##### DATA

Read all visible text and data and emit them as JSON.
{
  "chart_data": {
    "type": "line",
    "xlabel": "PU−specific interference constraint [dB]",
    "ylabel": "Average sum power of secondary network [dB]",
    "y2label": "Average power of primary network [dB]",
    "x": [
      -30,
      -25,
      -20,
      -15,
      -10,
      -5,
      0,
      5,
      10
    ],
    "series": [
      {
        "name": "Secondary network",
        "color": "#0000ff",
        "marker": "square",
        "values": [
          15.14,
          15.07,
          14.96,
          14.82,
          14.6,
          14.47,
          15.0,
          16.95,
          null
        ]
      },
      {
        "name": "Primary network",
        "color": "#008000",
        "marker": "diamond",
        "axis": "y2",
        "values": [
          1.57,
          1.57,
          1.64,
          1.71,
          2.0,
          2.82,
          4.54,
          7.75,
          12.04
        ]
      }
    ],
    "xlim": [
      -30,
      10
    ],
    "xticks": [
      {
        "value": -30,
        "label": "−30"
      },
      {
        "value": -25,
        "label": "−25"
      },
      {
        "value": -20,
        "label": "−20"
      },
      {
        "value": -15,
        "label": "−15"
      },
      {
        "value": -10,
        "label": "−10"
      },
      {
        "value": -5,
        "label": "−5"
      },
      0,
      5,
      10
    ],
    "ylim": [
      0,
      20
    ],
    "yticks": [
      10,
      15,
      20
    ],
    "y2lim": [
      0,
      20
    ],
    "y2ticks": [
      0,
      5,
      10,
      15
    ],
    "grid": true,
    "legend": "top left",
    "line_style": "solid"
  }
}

##########

* **STATED EXERCISE**
Reproduce all of the material above word for word.

* **WORKED SOLUTION**
Read all visible text and data and emit them as JSON.
{
  "chart_data": {
    "type": "line",
    "xlabel": "PU−specific interference constraint [dB]",
    "ylabel": "Average sum power of secondary network [dB]",
    "y2label": "Average power of primary network [dB]",
    "x": [
      -30,
      -25,
      -20,
      -15,
      -10,
      -5,
      0,
      5,
      10
    ],
    "series": [
      {
        "name": "Secondary network",
        "color": "#0000ff",
        "marker": "square",
        "values": [
          15.14,
          15.07,
          14.96,
          14.82,
          14.6,
          14.47,
          15.0,
          16.95,
          null
        ]
      },
      {
        "name": "Primary network",
        "color": "#008000",
        "marker": "diamond",
        "axis": "y2",
        "values": [
          1.57,
          1.57,
          1.64,
          1.71,
          2.0,
          2.82,
          4.54,
          7.75,
          12.04
        ]
      }
    ],
    "xlim": [
      -30,
      10
    ],
    "xticks": [
      {
        "value": -30,
        "label": "−30"
      },
      {
        "value": -25,
        "label": "−25"
      },
      {
        "value": -20,
        "label": "−20"
      },
      {
        "value": -15,
        "label": "−15"
      },
      {
        "value": -10,
        "label": "−10"
      },
      {
        "value": -5,
        "label": "−5"
      },
      0,
      5,
      10
    ],
    "ylim": [
      0,
      20
    ],
    "yticks": [
      10,
      15,
      20
    ],
    "y2lim": [
      0,
      20
    ],
    "y2ticks": [
      0,
      5,
      10,
      15
    ],
    "grid": true,
    "legend": "top left",
    "line_style": "solid"
  }
}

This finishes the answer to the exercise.